#### AIM OF THE EXERCISE
Gather each line in the entries that includes the string "xlabel".

=== SUPPLIED DATA ===

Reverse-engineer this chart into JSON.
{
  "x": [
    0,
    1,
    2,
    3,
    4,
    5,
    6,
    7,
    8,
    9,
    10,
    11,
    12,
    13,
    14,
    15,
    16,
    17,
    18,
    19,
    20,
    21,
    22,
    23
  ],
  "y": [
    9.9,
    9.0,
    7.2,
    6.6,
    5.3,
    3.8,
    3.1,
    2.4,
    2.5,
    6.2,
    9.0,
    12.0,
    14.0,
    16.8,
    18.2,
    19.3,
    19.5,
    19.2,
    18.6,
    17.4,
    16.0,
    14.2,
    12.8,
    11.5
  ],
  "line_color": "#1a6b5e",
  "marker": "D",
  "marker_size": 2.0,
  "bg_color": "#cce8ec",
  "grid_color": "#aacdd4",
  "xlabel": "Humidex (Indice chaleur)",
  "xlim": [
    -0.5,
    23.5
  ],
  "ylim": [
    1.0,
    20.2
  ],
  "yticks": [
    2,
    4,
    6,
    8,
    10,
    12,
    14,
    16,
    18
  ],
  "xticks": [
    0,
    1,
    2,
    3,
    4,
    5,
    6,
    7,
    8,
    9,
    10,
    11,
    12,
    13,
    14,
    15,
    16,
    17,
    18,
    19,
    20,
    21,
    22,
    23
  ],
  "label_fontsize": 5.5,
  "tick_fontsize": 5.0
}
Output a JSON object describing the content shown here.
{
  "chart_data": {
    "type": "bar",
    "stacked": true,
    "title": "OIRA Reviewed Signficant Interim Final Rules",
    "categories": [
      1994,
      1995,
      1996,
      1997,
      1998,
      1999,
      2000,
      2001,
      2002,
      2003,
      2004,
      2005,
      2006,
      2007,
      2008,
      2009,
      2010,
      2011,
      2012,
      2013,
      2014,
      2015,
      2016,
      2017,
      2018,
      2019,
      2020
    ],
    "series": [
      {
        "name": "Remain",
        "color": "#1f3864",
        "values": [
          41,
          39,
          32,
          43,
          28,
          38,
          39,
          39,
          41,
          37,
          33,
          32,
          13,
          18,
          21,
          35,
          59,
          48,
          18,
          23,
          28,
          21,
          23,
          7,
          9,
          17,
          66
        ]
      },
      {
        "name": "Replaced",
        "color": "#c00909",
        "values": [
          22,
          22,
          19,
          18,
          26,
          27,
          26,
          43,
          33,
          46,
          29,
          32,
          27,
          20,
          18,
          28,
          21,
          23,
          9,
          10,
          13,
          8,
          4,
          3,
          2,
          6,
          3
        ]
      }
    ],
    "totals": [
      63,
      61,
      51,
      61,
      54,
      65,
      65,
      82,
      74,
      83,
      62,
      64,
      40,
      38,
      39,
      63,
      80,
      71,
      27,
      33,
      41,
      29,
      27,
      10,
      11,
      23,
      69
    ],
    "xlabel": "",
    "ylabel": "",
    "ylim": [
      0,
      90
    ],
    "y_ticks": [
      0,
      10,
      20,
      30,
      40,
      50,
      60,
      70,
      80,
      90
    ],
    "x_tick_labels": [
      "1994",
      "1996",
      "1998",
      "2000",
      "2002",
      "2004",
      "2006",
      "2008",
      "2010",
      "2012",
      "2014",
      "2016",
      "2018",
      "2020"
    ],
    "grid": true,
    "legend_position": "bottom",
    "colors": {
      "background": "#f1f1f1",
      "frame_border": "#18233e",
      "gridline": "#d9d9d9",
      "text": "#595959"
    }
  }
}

===

#### RESULT FOR THIS TASK
  "xlabel": "Humidex (Indice chaleur)",
    "xlabel": "",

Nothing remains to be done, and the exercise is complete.